Data records:
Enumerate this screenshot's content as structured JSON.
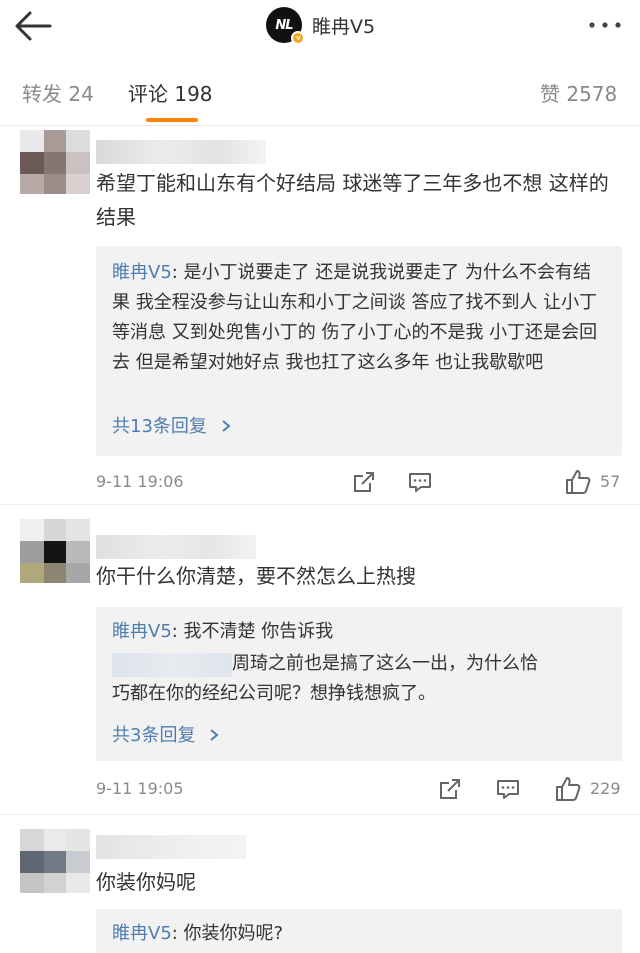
{
  "header": {
    "title": "睢冉V5",
    "logo_text": "NL",
    "verified_mark": "v",
    "back_icon": "back-arrow-icon",
    "more_icon": "more-dots-icon"
  },
  "tabs": {
    "repost": "转发 24",
    "comments": "评论 198",
    "likes": "赞 2578",
    "accent_color": "#ff8200"
  },
  "comments": [
    {
      "text": "希望丁能和山东有个好结局 球迷等了三年多也不想 这样的结果",
      "reply_author": "睢冉V5",
      "reply_text": ": 是小丁说要走了 还是说我说要走了 为什么不会有结果 我全程没参与让山东和小丁之间谈 答应了找不到人 让小丁等消息 又到处兜售小丁的 伤了小丁心的不是我 小丁还是会回去 但是希望对她好点 我也扛了这么多年 也让我歇歇吧",
      "more_replies": "共13条回复",
      "time": "9-11 19:06",
      "likes": "57"
    },
    {
      "text": "你干什么你清楚，要不然怎么上热搜",
      "reply_author": "睢冉V5",
      "reply_text": ": 我不清楚 你告诉我",
      "reply2_text_a": "周琦之前也是搞了这么一出，为什么恰",
      "reply2_text_b": "巧都在你的经纪公司呢？想挣钱想疯了。",
      "more_replies": "共3条回复",
      "time": "9-11 19:05",
      "likes": "229"
    },
    {
      "text": "你装你妈呢",
      "reply_author": "睢冉V5",
      "reply_text": ": 你装你妈呢?"
    }
  ],
  "colors": {
    "link": "#507daf",
    "reply_bg": "#f2f2f2",
    "meta": "#8a8a8a"
  }
}
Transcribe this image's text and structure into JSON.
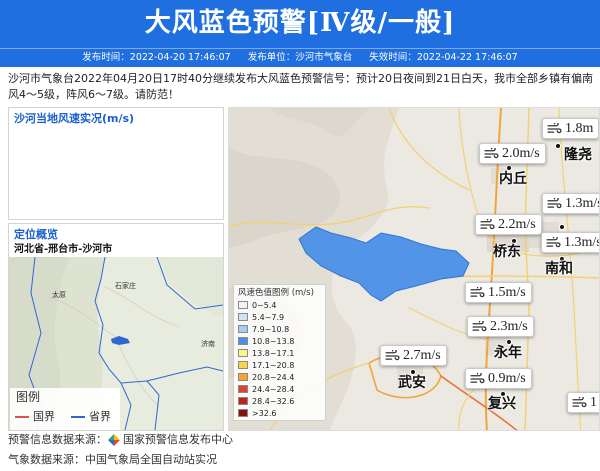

[Stated problem] Reproduce the listing word for word and omit its pictures.

[Result]
Enumerate this screenshot's content as structured JSON.
{
  "header": {
    "title": "睢冉V5",
    "logo_text": "NL",
    "verified_mark": "v",
    "back_icon": "back-arrow-icon",
    "more_icon": "more-dots-icon"
  },
  "tabs": {
    "repost": "转发 24",
    "comments": "评论 198",
    "likes": "赞 2578",
    "accent_color": "#ff8200"
  },
  "comments": [
    {
      "text": "希望丁能和山东有个好结局 球迷等了三年多也不想 这样的结果",
      "reply_author": "睢冉V5",
      "reply_text": ": 是小丁说要走了 还是说我说要走了 为什么不会有结果 我全程没参与让山东和小丁之间谈 答应了找不到人 让小丁等消息 又到处兜售小丁的 伤了小丁心的不是我 小丁还是会回去 但是希望对她好点 我也扛了这么多年 也让我歇歇吧",
      "more_replies": "共13条回复",
      "time": "9-11 19:06",
      "likes": "57"
    },
    {
      "text": "你干什么你清楚，要不然怎么上热搜",
      "reply_author": "睢冉V5",
      "reply_text": ": 我不清楚 你告诉我",
      "reply2_text_a": "周琦之前也是搞了这么一出，为什么恰",
      "reply2_text_b": "巧都在你的经纪公司呢？想挣钱想疯了。",
      "more_replies": "共3条回复",
      "time": "9-11 19:05",
      "likes": "229"
    },
    {
      "text": "你装你妈呢",
      "reply_author": "睢冉V5",
      "reply_text": ": 你装你妈呢?"
    }
  ],
  "colors": {
    "link": "#507daf",
    "reply_bg": "#f2f2f2",
    "meta": "#8a8a8a"
  }
}
Transcribe this image's text and structure into JSON.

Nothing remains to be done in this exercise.